**REQUIRED WORK**
Transcribe the material below exactly as it appears.

[BEGIN SUPPLIED ENTRIES]

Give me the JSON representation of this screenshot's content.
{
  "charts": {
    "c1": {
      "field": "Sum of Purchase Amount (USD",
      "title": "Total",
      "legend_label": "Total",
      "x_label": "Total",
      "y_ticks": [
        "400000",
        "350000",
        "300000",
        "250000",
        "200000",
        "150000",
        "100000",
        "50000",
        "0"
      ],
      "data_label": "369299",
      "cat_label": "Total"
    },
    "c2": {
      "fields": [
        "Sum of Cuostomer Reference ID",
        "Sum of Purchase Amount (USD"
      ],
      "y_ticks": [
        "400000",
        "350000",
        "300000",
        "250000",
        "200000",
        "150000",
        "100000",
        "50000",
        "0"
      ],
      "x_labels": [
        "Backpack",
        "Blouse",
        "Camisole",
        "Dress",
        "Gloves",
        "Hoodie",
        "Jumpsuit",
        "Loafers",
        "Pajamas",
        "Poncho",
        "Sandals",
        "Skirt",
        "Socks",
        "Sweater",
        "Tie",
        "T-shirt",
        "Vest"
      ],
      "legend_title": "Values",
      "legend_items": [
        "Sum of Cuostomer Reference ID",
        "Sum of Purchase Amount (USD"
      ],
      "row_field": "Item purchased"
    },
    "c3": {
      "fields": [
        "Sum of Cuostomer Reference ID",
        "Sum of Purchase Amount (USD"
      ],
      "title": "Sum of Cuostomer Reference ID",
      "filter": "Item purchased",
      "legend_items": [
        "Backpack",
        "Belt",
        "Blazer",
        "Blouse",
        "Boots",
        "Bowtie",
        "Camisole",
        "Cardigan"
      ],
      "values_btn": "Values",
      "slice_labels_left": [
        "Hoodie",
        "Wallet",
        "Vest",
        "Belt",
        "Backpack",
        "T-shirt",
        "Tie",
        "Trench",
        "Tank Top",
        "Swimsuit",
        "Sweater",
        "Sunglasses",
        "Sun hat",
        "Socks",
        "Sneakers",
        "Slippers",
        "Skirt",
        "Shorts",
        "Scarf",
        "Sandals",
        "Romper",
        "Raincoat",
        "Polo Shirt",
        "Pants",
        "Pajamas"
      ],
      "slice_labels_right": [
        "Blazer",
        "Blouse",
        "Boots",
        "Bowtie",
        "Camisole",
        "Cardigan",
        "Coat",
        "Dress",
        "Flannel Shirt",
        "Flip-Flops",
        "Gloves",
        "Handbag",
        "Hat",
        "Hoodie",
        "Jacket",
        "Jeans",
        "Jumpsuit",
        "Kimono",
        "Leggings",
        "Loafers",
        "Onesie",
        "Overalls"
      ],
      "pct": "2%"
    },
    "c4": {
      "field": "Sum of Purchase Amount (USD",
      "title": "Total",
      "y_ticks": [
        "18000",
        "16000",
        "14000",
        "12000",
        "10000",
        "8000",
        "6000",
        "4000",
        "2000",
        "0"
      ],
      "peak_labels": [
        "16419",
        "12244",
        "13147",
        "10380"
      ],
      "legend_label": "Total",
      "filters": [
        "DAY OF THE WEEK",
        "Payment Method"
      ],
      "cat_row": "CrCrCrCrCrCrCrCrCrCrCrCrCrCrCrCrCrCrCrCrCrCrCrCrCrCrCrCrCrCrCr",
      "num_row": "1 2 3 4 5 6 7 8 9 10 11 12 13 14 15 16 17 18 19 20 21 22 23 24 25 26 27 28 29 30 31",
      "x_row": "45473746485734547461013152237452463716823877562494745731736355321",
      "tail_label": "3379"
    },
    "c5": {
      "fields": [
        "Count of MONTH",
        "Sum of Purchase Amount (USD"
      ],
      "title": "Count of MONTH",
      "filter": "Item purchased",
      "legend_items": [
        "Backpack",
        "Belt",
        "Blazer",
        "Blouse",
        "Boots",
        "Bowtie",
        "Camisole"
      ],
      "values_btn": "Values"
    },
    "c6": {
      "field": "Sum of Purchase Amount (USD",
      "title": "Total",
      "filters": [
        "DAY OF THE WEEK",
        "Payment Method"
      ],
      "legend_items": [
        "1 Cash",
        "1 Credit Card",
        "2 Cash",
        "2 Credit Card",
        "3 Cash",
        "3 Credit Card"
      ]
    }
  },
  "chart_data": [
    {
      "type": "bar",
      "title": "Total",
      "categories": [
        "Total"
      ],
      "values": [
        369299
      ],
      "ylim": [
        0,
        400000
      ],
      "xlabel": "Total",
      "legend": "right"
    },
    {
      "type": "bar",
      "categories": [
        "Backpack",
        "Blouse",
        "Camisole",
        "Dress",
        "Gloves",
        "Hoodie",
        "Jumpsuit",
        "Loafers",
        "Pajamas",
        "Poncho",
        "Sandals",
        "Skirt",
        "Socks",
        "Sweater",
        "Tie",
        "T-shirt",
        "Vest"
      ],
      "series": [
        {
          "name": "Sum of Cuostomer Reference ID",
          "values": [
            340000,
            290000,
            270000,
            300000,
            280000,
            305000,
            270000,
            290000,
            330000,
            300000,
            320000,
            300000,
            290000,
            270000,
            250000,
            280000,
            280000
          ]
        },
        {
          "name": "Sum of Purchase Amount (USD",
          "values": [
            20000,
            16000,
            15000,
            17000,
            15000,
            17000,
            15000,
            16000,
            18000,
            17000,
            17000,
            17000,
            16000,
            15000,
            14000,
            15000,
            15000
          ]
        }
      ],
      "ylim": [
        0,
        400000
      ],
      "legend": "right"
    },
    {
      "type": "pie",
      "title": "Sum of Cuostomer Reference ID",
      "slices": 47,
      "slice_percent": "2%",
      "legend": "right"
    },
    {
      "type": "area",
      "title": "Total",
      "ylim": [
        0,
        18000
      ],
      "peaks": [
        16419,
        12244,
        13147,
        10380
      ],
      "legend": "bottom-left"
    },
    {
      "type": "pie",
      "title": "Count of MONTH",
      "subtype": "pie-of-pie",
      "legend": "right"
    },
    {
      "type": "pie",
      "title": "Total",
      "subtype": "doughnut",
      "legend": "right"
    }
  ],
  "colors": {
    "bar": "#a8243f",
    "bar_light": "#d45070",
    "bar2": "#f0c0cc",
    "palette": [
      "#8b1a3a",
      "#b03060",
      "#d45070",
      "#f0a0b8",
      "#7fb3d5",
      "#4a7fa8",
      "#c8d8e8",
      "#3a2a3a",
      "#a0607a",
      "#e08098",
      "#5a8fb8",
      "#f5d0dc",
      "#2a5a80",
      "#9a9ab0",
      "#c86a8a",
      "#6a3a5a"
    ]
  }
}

[END SUPPLIED ENTRIES]

**EXERCISE RESPONSE**
Give me the JSON representation of this screenshot's content.
{
  "charts": {
    "c1": {
      "field": "Sum of Purchase Amount (USD",
      "title": "Total",
      "legend_label": "Total",
      "x_label": "Total",
      "y_ticks": [
        "400000",
        "350000",
        "300000",
        "250000",
        "200000",
        "150000",
        "100000",
        "50000",
        "0"
      ],
      "data_label": "369299",
      "cat_label": "Total"
    },
    "c2": {
      "fields": [
        "Sum of Cuostomer Reference ID",
        "Sum of Purchase Amount (USD"
      ],
      "y_ticks": [
        "400000",
        "350000",
        "300000",
        "250000",
        "200000",
        "150000",
        "100000",
        "50000",
        "0"
      ],
      "x_labels": [
        "Backpack",
        "Blouse",
        "Camisole",
        "Dress",
        "Gloves",
        "Hoodie",
        "Jumpsuit",
        "Loafers",
        "Pajamas",
        "Poncho",
        "Sandals",
        "Skirt",
        "Socks",
        "Sweater",
        "Tie",
        "T-shirt",
        "Vest"
      ],
      "legend_title": "Values",
      "legend_items": [
        "Sum of Cuostomer Reference ID",
        "Sum of Purchase Amount (USD"
      ],
      "row_field": "Item purchased"
    },
    "c3": {
      "fields": [
        "Sum of Cuostomer Reference ID",
        "Sum of Purchase Amount (USD"
      ],
      "title": "Sum of Cuostomer Reference ID",
      "filter": "Item purchased",
      "legend_items": [
        "Backpack",
        "Belt",
        "Blazer",
        "Blouse",
        "Boots",
        "Bowtie",
        "Camisole",
        "Cardigan"
      ],
      "values_btn": "Values",
      "slice_labels_left": [
        "Hoodie",
        "Wallet",
        "Vest",
        "Belt",
        "Backpack",
        "T-shirt",
        "Tie",
        "Trench",
        "Tank Top",
        "Swimsuit",
        "Sweater",
        "Sunglasses",
        "Sun hat",
        "Socks",
        "Sneakers",
        "Slippers",
        "Skirt",
        "Shorts",
        "Scarf",
        "Sandals",
        "Romper",
        "Raincoat",
        "Polo Shirt",
        "Pants",
        "Pajamas"
      ],
      "slice_labels_right": [
        "Blazer",
        "Blouse",
        "Boots",
        "Bowtie",
        "Camisole",
        "Cardigan",
        "Coat",
        "Dress",
        "Flannel Shirt",
        "Flip-Flops",
        "Gloves",
        "Handbag",
        "Hat",
        "Hoodie",
        "Jacket",
        "Jeans",
        "Jumpsuit",
        "Kimono",
        "Leggings",
        "Loafers",
        "Onesie",
        "Overalls"
      ],
      "pct": "2%"
    },
    "c4": {
      "field": "Sum of Purchase Amount (USD",
      "title": "Total",
      "y_ticks": [
        "18000",
        "16000",
        "14000",
        "12000",
        "10000",
        "8000",
        "6000",
        "4000",
        "2000",
        "0"
      ],
      "peak_labels": [
        "16419",
        "12244",
        "13147",
        "10380"
      ],
      "legend_label": "Total",
      "filters": [
        "DAY OF THE WEEK",
        "Payment Method"
      ],
      "cat_row": "CrCrCrCrCrCrCrCrCrCrCrCrCrCrCrCrCrCrCrCrCrCrCrCrCrCrCrCrCrCrCr",
      "num_row": "1 2 3 4 5 6 7 8 9 10 11 12 13 14 15 16 17 18 19 20 21 22 23 24 25 26 27 28 29 30 31",
      "x_row": "45473746485734547461013152237452463716823877562494745731736355321",
      "tail_label": "3379"
    },
    "c5": {
      "fields": [
        "Count of MONTH",
        "Sum of Purchase Amount (USD"
      ],
      "title": "Count of MONTH",
      "filter": "Item purchased",
      "legend_items": [
        "Backpack",
        "Belt",
        "Blazer",
        "Blouse",
        "Boots",
        "Bowtie",
        "Camisole"
      ],
      "values_btn": "Values"
    },
    "c6": {
      "field": "Sum of Purchase Amount (USD",
      "title": "Total",
      "filters": [
        "DAY OF THE WEEK",
        "Payment Method"
      ],
      "legend_items": [
        "1 Cash",
        "1 Credit Card",
        "2 Cash",
        "2 Credit Card",
        "3 Cash",
        "3 Credit Card"
      ]
    }
  },
  "chart_data": [
    {
      "type": "bar",
      "title": "Total",
      "categories": [
        "Total"
      ],
      "values": [
        369299
      ],
      "ylim": [
        0,
        400000
      ],
      "xlabel": "Total",
      "legend": "right"
    },
    {
      "type": "bar",
      "categories": [
        "Backpack",
        "Blouse",
        "Camisole",
        "Dress",
        "Gloves",
        "Hoodie",
        "Jumpsuit",
        "Loafers",
        "Pajamas",
        "Poncho",
        "Sandals",
        "Skirt",
        "Socks",
        "Sweater",
        "Tie",
        "T-shirt",
        "Vest"
      ],
      "series": [
        {
          "name": "Sum of Cuostomer Reference ID",
          "values": [
            340000,
            290000,
            270000,
            300000,
            280000,
            305000,
            270000,
            290000,
            330000,
            300000,
            320000,
            300000,
            290000,
            270000,
            250000,
            280000,
            280000
          ]
        },
        {
          "name": "Sum of Purchase Amount (USD",
          "values": [
            20000,
            16000,
            15000,
            17000,
            15000,
            17000,
            15000,
            16000,
            18000,
            17000,
            17000,
            17000,
            16000,
            15000,
            14000,
            15000,
            15000
          ]
        }
      ],
      "ylim": [
        0,
        400000
      ],
      "legend": "right"
    },
    {
      "type": "pie",
      "title": "Sum of Cuostomer Reference ID",
      "slices": 47,
      "slice_percent": "2%",
      "legend": "right"
    },
    {
      "type": "area",
      "title": "Total",
      "ylim": [
        0,
        18000
      ],
      "peaks": [
        16419,
        12244,
        13147,
        10380
      ],
      "legend": "bottom-left"
    },
    {
      "type": "pie",
      "title": "Count of MONTH",
      "subtype": "pie-of-pie",
      "legend": "right"
    },
    {
      "type": "pie",
      "title": "Total",
      "subtype": "doughnut",
      "legend": "right"
    }
  ],
  "colors": {
    "bar": "#a8243f",
    "bar_light": "#d45070",
    "bar2": "#f0c0cc",
    "palette": [
      "#8b1a3a",
      "#b03060",
      "#d45070",
      "#f0a0b8",
      "#7fb3d5",
      "#4a7fa8",
      "#c8d8e8",
      "#3a2a3a",
      "#a0607a",
      "#e08098",
      "#5a8fb8",
      "#f5d0dc",
      "#2a5a80",
      "#9a9ab0",
      "#c86a8a",
      "#6a3a5a"
    ]
  }
}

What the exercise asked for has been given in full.